*Your task*
Give the count of lines in the data that include "information", with no other words.

*Data supplied*
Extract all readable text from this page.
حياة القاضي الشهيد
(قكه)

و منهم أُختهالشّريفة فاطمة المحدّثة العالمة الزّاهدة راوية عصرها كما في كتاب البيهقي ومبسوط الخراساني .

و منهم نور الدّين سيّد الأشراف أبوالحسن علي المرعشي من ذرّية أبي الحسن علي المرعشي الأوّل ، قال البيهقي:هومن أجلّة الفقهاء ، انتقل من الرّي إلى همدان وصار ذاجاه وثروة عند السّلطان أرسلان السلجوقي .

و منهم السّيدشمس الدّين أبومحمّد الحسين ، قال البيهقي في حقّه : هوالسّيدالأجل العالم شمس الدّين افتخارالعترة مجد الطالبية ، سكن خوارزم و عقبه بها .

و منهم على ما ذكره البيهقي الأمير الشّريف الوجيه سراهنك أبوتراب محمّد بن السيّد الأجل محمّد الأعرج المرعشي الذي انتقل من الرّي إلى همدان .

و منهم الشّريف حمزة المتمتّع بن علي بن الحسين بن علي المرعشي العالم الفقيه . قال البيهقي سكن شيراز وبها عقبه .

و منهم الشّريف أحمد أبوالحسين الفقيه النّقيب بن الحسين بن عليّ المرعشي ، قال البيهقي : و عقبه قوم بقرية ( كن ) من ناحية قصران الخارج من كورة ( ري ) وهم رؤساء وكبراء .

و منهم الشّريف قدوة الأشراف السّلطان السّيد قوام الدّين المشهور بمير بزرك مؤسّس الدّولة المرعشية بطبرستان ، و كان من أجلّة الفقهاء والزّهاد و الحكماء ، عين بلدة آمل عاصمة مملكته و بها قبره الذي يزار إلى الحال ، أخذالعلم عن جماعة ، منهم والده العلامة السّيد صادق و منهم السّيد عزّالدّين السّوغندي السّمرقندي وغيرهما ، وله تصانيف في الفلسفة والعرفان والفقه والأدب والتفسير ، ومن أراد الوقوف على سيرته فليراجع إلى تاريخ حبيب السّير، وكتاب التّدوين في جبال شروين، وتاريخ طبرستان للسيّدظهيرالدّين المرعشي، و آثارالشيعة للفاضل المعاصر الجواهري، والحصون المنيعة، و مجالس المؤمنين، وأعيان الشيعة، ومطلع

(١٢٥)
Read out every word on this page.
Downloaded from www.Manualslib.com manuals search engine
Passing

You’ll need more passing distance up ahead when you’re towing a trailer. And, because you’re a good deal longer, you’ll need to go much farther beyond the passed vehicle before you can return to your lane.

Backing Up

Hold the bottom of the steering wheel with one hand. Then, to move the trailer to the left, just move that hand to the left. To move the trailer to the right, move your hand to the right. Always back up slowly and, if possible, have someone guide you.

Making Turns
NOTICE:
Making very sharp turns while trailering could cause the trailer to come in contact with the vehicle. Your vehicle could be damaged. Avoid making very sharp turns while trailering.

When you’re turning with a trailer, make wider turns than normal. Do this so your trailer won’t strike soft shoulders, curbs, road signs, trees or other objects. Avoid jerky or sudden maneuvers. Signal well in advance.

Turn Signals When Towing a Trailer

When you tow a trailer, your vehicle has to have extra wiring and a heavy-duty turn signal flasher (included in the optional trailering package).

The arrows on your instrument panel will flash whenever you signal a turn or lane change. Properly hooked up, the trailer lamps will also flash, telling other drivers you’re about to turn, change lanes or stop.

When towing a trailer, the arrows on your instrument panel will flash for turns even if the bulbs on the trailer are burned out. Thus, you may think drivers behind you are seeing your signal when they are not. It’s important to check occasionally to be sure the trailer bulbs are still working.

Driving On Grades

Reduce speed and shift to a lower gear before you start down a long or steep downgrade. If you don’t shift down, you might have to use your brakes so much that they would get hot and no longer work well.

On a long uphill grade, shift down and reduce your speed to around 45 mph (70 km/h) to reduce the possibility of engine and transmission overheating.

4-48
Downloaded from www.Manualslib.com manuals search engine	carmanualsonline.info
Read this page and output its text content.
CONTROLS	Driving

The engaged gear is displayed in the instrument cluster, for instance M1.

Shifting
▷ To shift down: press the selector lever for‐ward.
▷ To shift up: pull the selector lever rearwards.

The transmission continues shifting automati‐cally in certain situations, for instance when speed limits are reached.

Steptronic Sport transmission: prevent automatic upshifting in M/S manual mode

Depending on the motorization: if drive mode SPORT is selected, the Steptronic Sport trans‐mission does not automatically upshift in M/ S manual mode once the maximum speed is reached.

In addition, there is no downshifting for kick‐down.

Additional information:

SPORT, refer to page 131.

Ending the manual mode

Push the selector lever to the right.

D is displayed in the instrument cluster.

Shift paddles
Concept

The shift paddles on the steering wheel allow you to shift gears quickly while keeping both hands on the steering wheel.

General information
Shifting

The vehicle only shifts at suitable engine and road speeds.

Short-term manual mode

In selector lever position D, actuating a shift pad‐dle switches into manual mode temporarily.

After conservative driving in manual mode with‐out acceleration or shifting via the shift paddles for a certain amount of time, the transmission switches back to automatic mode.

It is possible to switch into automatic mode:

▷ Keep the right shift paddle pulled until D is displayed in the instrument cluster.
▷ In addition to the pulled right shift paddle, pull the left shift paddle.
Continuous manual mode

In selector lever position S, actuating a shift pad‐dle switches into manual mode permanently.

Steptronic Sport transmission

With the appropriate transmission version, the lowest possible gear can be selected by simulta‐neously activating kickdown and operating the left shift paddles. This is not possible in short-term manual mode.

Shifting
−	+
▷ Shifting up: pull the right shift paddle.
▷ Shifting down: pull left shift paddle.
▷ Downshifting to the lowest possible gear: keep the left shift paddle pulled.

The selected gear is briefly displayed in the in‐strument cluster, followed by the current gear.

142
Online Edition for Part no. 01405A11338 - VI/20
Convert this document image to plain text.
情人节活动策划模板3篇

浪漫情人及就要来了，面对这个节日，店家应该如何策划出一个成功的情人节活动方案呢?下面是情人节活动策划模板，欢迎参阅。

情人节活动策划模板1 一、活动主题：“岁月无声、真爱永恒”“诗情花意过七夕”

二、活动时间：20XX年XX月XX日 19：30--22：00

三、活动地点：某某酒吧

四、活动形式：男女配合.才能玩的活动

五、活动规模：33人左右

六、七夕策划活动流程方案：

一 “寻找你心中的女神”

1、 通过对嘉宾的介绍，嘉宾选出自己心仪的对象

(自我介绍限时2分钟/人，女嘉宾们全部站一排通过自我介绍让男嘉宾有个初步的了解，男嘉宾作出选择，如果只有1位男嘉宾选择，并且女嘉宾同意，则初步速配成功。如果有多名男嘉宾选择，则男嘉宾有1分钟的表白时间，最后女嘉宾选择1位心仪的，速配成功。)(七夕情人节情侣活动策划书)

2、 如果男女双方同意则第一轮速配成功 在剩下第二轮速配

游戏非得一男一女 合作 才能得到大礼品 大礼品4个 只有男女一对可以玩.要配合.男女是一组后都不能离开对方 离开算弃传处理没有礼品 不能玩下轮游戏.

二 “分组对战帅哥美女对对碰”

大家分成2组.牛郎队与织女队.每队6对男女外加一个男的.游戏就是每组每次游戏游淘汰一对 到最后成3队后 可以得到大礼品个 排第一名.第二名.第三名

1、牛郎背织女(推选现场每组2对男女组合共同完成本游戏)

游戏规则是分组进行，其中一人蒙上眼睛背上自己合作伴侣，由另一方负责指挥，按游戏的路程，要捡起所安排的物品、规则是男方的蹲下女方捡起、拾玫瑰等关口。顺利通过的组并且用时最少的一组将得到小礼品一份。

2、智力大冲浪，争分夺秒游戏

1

*Correct answer*
2